Every line that contains the word "ylabel" should be copied.

Supplied entries |
## Begin
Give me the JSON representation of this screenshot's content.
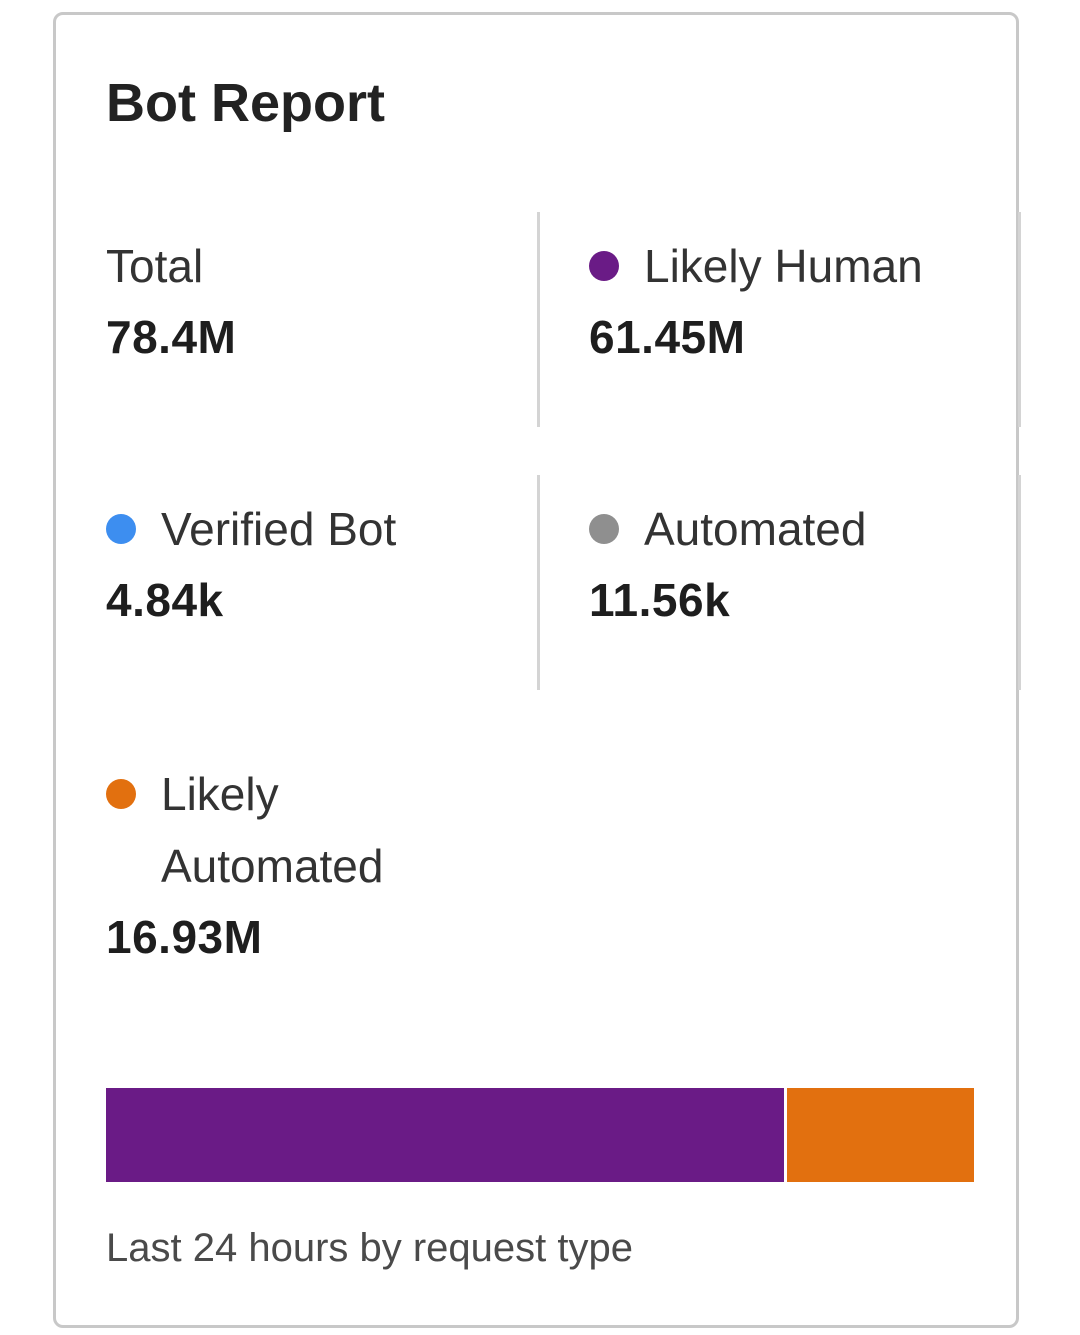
{
  "card": {
    "title": "Bot Report",
    "footer": "Last 24 hours by request type"
  },
  "stats": {
    "total": {
      "label": "Total",
      "value": "78.4M"
    },
    "likely_human": {
      "label": "Likely Human",
      "value": "61.45M",
      "color": "#6a1b86"
    },
    "verified_bot": {
      "label": "Verified Bot",
      "value": "4.84k",
      "color": "#3d8ef0"
    },
    "automated": {
      "label": "Automated",
      "value": "11.56k",
      "color": "#8f8f8f"
    },
    "likely_automated": {
      "label_line1": "Likely",
      "label_line2": "Automated",
      "value": "16.93M",
      "color": "#e2700f"
    }
  },
  "chart_data": {
    "type": "bar",
    "stacked": true,
    "orientation": "horizontal",
    "series": [
      {
        "name": "Likely Human",
        "values": [
          61.45
        ],
        "color": "#6a1b86"
      },
      {
        "name": "Likely Automated",
        "values": [
          16.93
        ],
        "color": "#e2700f"
      },
      {
        "name": "Automated",
        "values": [
          0.01156
        ],
        "color": "#8f8f8f"
      },
      {
        "name": "Verified Bot",
        "values": [
          0.00484
        ],
        "color": "#3d8ef0"
      }
    ],
    "xlabel": "",
    "ylabel": "",
    "grid": false
  }
}
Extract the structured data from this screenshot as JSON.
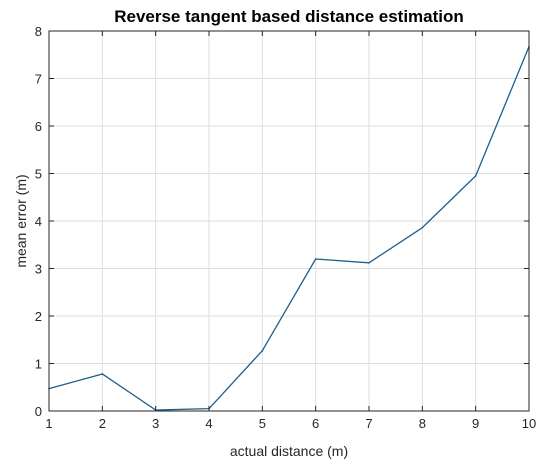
{
  "chart_data": {
    "type": "line",
    "title": "Reverse tangent based distance estimation",
    "xlabel": "actual distance (m)",
    "ylabel": "mean error (m)",
    "xlim": [
      1,
      10
    ],
    "ylim": [
      0,
      8
    ],
    "xticks": [
      1,
      2,
      3,
      4,
      5,
      6,
      7,
      8,
      9,
      10
    ],
    "yticks": [
      0,
      1,
      2,
      3,
      4,
      5,
      6,
      7,
      8
    ],
    "grid": true,
    "series": [
      {
        "color": "#1f5f8b",
        "x": [
          1,
          2,
          3,
          4,
          5,
          6,
          7,
          8,
          9,
          10
        ],
        "y": [
          0.47,
          0.78,
          0.02,
          0.05,
          1.27,
          3.2,
          3.12,
          3.86,
          4.95,
          7.67
        ]
      }
    ]
  }
}
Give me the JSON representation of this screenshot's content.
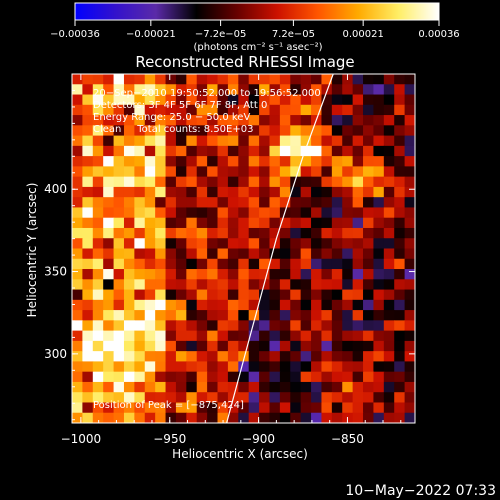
{
  "chart_data": {
    "type": "heatmap",
    "title": "Reconstructed RHESSI Image",
    "xlabel": "Heliocentric X (arcsec)",
    "ylabel": "Heliocentric Y (arcsec)",
    "xlim": [
      -1005,
      -812
    ],
    "ylim": [
      258,
      470
    ],
    "x_ticks": [
      -1000,
      -950,
      -900,
      -850
    ],
    "x_tick_labels": [
      "−1000",
      "−950",
      "−900",
      "−850"
    ],
    "y_ticks": [
      300,
      350,
      400
    ],
    "y_tick_labels": [
      "300",
      "350",
      "400"
    ],
    "colorbar": {
      "range": [
        -0.00036,
        0.00036
      ],
      "ticks": [
        -0.00036,
        -0.00021,
        -7.2e-05,
        7.2e-05,
        0.00021,
        0.00036
      ],
      "tick_labels": [
        "−0.00036",
        "−0.00021",
        "−7.2e−05",
        "7.2e−05",
        "0.00021",
        "0.00036"
      ],
      "units_label": "(photons cm⁻² s⁻¹ asec⁻²)",
      "colors": [
        "#0000ff",
        "#3311cc",
        "#5a2aa8",
        "#000000",
        "#660000",
        "#cc1100",
        "#ff5500",
        "#ffaa00",
        "#ffee66",
        "#ffffff"
      ]
    },
    "annotations": {
      "time_range": "20−Sep−2010 19:50:52.000 to 19:56:52.000",
      "detectors": "Detectors: 3F 4F 5F 6F 7F 8F, Att 0",
      "energy_range": "Energy Range: 25.0 − 50.0 keV",
      "clean": "Clean     Total counts: 8.50E+03",
      "peak": "Position of Peak = [−875,424]"
    },
    "peak": {
      "x": -875,
      "y": 424
    },
    "limb_curve": [
      [
        -918,
        258
      ],
      [
        -905,
        310
      ],
      [
        -890,
        370
      ],
      [
        -875,
        420
      ],
      [
        -858,
        470
      ]
    ],
    "intensity_grid_size": [
      33,
      34
    ]
  },
  "footer": {
    "timestamp": "10−May−2022 07:33"
  }
}
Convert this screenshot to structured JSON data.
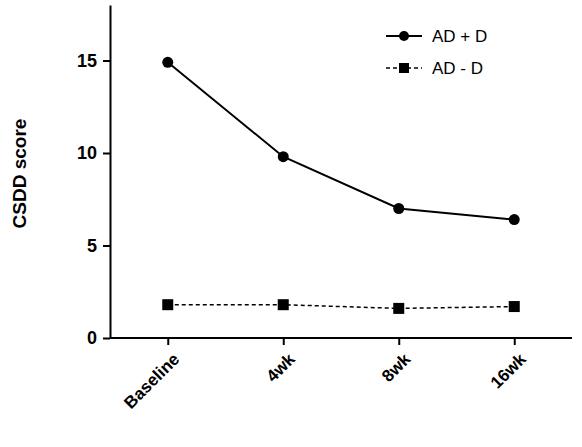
{
  "chart_data": {
    "type": "line",
    "y_label": "CSDD score",
    "categories": [
      "Baseline",
      "4wk",
      "8wk",
      "16wk"
    ],
    "series": [
      {
        "name": "AD + D",
        "color": "#000000",
        "marker": "circle",
        "line_style": "solid",
        "values": [
          14.9,
          9.8,
          7.0,
          6.4
        ]
      },
      {
        "name": "AD - D",
        "color": "#000000",
        "marker": "square",
        "line_style": "dashed",
        "values": [
          1.8,
          1.8,
          1.6,
          1.7
        ]
      }
    ],
    "ylim": [
      0,
      18
    ],
    "yticks": [
      0,
      5,
      10,
      15
    ],
    "grid": false,
    "legend": "top-right"
  }
}
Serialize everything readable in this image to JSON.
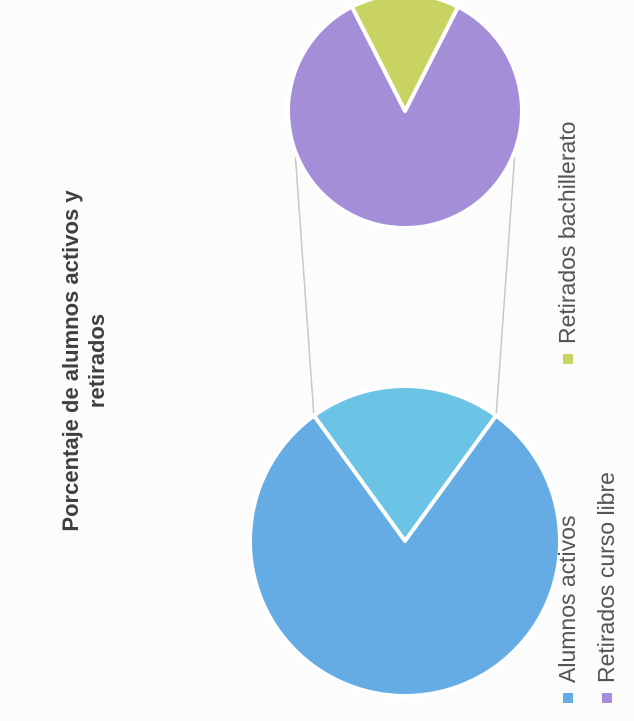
{
  "chart_data": {
    "type": "pie",
    "subtype": "pie-of-pie",
    "title_lines": [
      "Porcentaje de alumnos activos y",
      "retirados"
    ],
    "primary_pie": {
      "slices": [
        {
          "label": "Alumnos activos",
          "value": 80,
          "color": "#64ACE3"
        },
        {
          "label": "Retirados",
          "value": 20,
          "color": "#6BC3E6",
          "exploded_to_secondary": true
        }
      ]
    },
    "secondary_pie": {
      "slices": [
        {
          "label": "Retirados curso libre",
          "value": 85,
          "color": "#A58ED8"
        },
        {
          "label": "Retirados bachillerato",
          "value": 15,
          "color": "#C9D361"
        }
      ]
    },
    "legend": [
      {
        "label": "Alumnos activos",
        "color": "#64ACE3"
      },
      {
        "label": "Retirados curso libre",
        "color": "#A58ED8"
      },
      {
        "label": "Retirados bachillerato",
        "color": "#C9D361"
      }
    ],
    "legend_position": "bottom",
    "orientation": "rotated-90-ccw"
  }
}
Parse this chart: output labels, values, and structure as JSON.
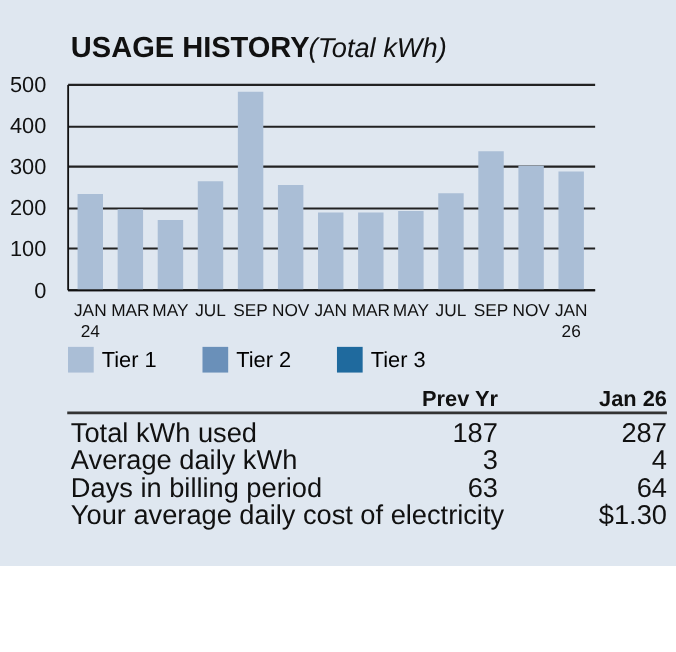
{
  "chart_data": {
    "type": "bar",
    "title": "USAGE HISTORY",
    "subtitle": "(Total kWh)",
    "categories": [
      "JAN 24",
      "MAR",
      "MAY",
      "JUL",
      "SEP",
      "NOV",
      "JAN",
      "MAR",
      "MAY",
      "JUL",
      "SEP",
      "NOV",
      "JAN 26"
    ],
    "series": [
      {
        "name": "Tier 1",
        "color": "#aabed6",
        "values": [
          232,
          195,
          169,
          263,
          481,
          254,
          187,
          187,
          191,
          234,
          336,
          301,
          287
        ]
      },
      {
        "name": "Tier 2",
        "color": "#6a90b9",
        "values": [
          null,
          null,
          null,
          null,
          null,
          null,
          null,
          null,
          null,
          null,
          null,
          null,
          null
        ]
      },
      {
        "name": "Tier 3",
        "color": "#1f6a9e",
        "values": [
          null,
          null,
          null,
          null,
          null,
          null,
          null,
          null,
          null,
          null,
          null,
          null,
          null
        ]
      }
    ],
    "ylim": [
      0,
      500
    ],
    "yticks": [
      0,
      100,
      200,
      300,
      400,
      500
    ],
    "grid": "y",
    "legend": "bottom",
    "annotations": [
      "Prev Yr",
      "Jan 26",
      "Total kWh used",
      "187",
      "287",
      "Average daily kWh",
      "3",
      "4",
      "Days in billing period",
      "63",
      "64",
      "Your average daily cost of electricity",
      "$1.30"
    ]
  }
}
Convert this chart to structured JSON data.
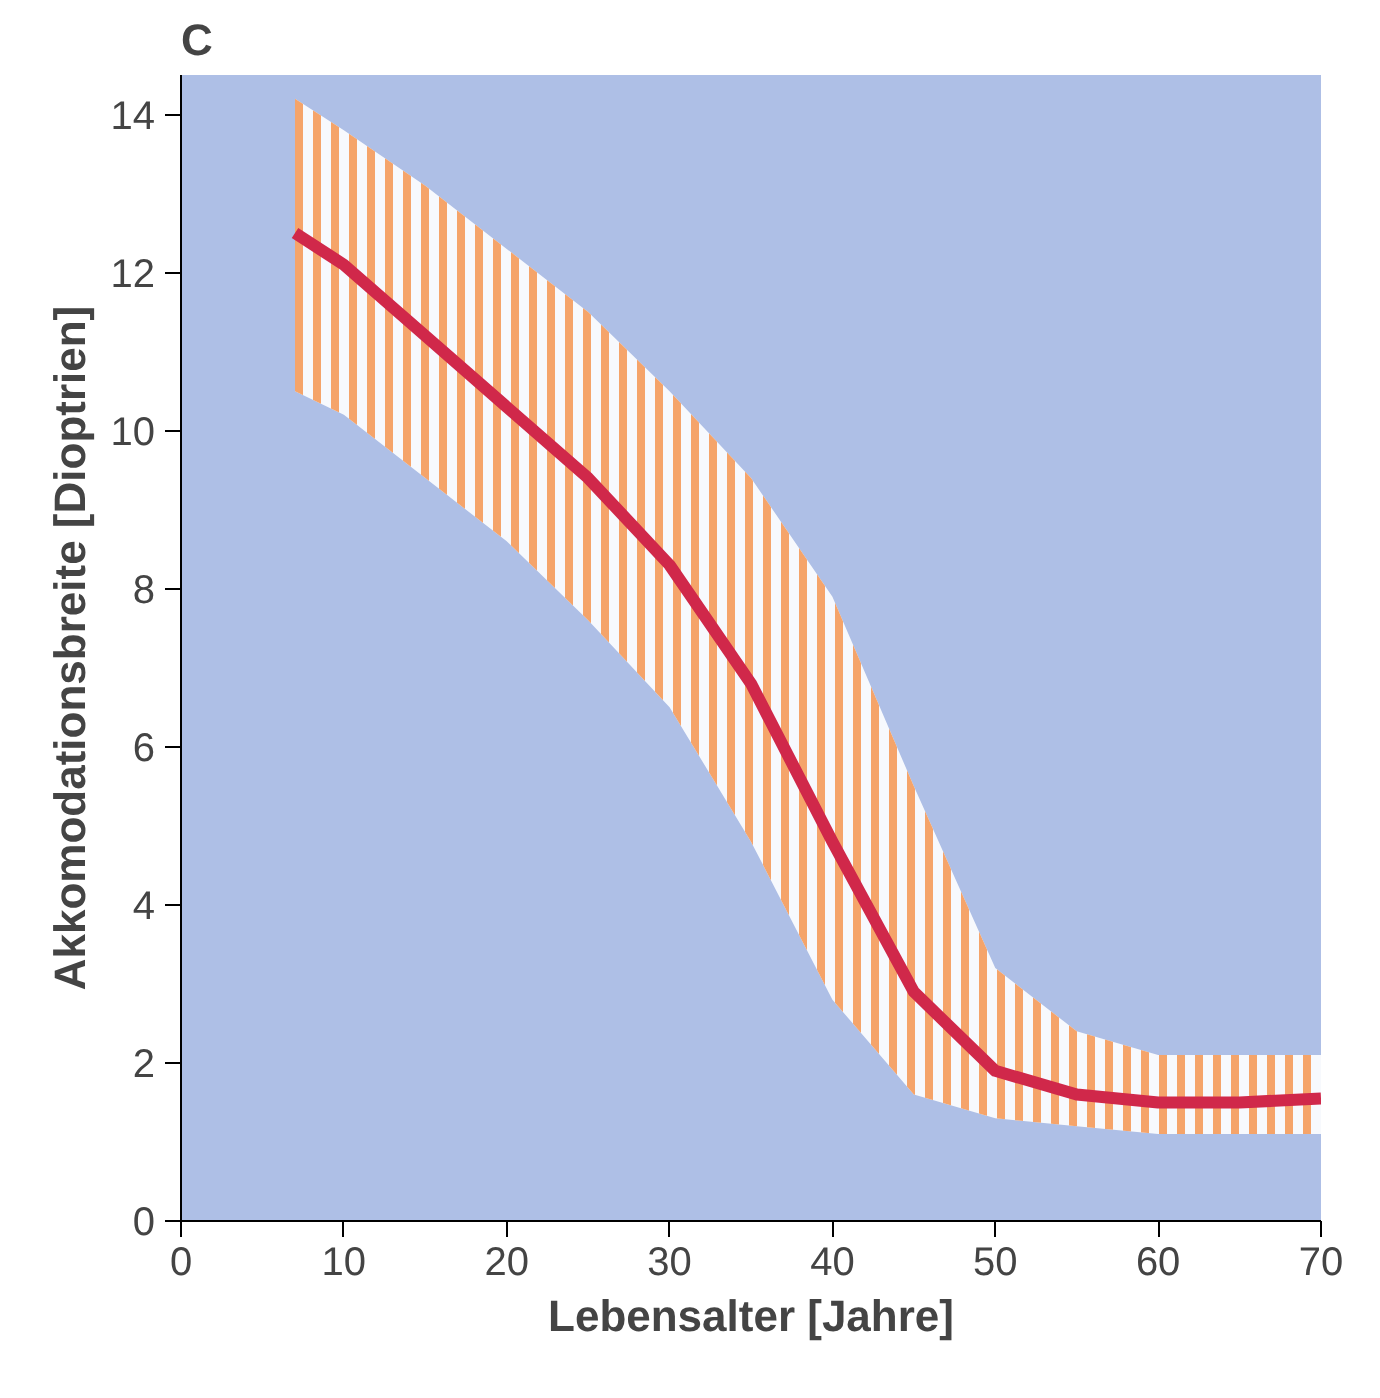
{
  "chart_data": {
    "type": "line",
    "title": "C",
    "xlabel": "Lebensalter [Jahre]",
    "ylabel": "Akkomodationsbreite [Dioptrien]",
    "x": [
      7,
      10,
      15,
      20,
      25,
      30,
      35,
      40,
      45,
      50,
      55,
      60,
      65,
      70
    ],
    "series": [
      {
        "color": "#d0284a",
        "values": [
          12.5,
          12.1,
          11.2,
          10.3,
          9.4,
          8.3,
          6.8,
          4.8,
          2.9,
          1.9,
          1.6,
          1.5,
          1.5,
          1.55
        ],
        "lower": [
          10.5,
          10.2,
          9.4,
          8.6,
          7.6,
          6.5,
          4.8,
          2.8,
          1.6,
          1.3,
          1.2,
          1.1,
          1.1,
          1.1
        ],
        "upper": [
          14.2,
          13.8,
          13.1,
          12.3,
          11.5,
          10.5,
          9.4,
          7.9,
          5.5,
          3.2,
          2.4,
          2.1,
          2.1,
          2.1
        ]
      }
    ],
    "xlim": [
      0,
      70
    ],
    "ylim": [
      0,
      14.5
    ],
    "xticks": [
      0,
      10,
      20,
      30,
      40,
      50,
      60,
      70
    ],
    "yticks": [
      0,
      2,
      4,
      6,
      8,
      10,
      12,
      14
    ],
    "grid": false,
    "marker": "none",
    "line_style": "solid"
  }
}
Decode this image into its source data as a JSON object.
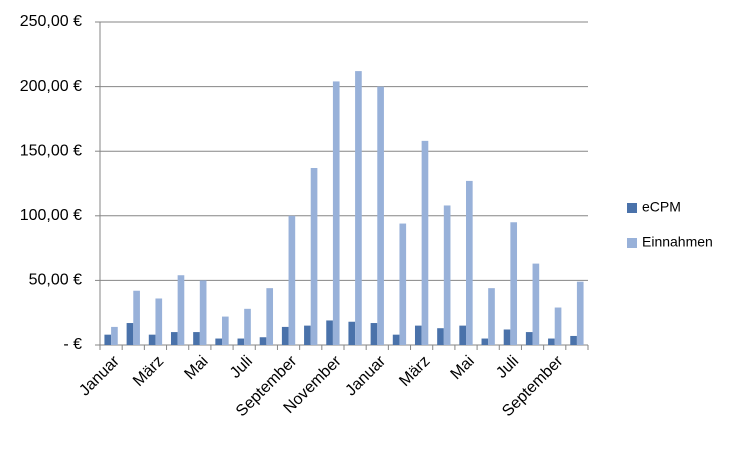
{
  "chart_data": {
    "type": "bar",
    "categories": [
      "Januar",
      null,
      "März",
      null,
      "Mai",
      null,
      "Juli",
      null,
      "September",
      null,
      "November",
      null,
      "Januar",
      null,
      "März",
      null,
      "Mai",
      null,
      "Juli",
      null,
      "September",
      null
    ],
    "series": [
      {
        "name": "eCPM",
        "color": "#4a72aa",
        "values": [
          8,
          17,
          8,
          10,
          10,
          5,
          5,
          6,
          14,
          15,
          19,
          18,
          17,
          8,
          15,
          13,
          15,
          5,
          12,
          10,
          5,
          7
        ]
      },
      {
        "name": "Einnahmen",
        "color": "#98b1d9",
        "values": [
          14,
          42,
          36,
          54,
          50,
          22,
          28,
          44,
          100,
          137,
          204,
          212,
          200,
          94,
          158,
          108,
          127,
          44,
          95,
          63,
          29,
          49
        ]
      }
    ],
    "ylim": [
      0,
      250
    ],
    "yticks": [
      {
        "value": 0,
        "label": "-  €"
      },
      {
        "value": 50,
        "label": "50,00 €"
      },
      {
        "value": 100,
        "label": "100,00 €"
      },
      {
        "value": 150,
        "label": "150,00 €"
      },
      {
        "value": 200,
        "label": "200,00 €"
      },
      {
        "value": 250,
        "label": "250,00 €"
      }
    ],
    "grid": true,
    "legend": "right"
  }
}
## End
Complete answer |
    "ylabel": "",
    "ylabel": "mean error (m)",
    "ylabel": "Heliocentric Y (arcsec)",
    "ylabel": "Akkomodationsbreite [Dioptrien]",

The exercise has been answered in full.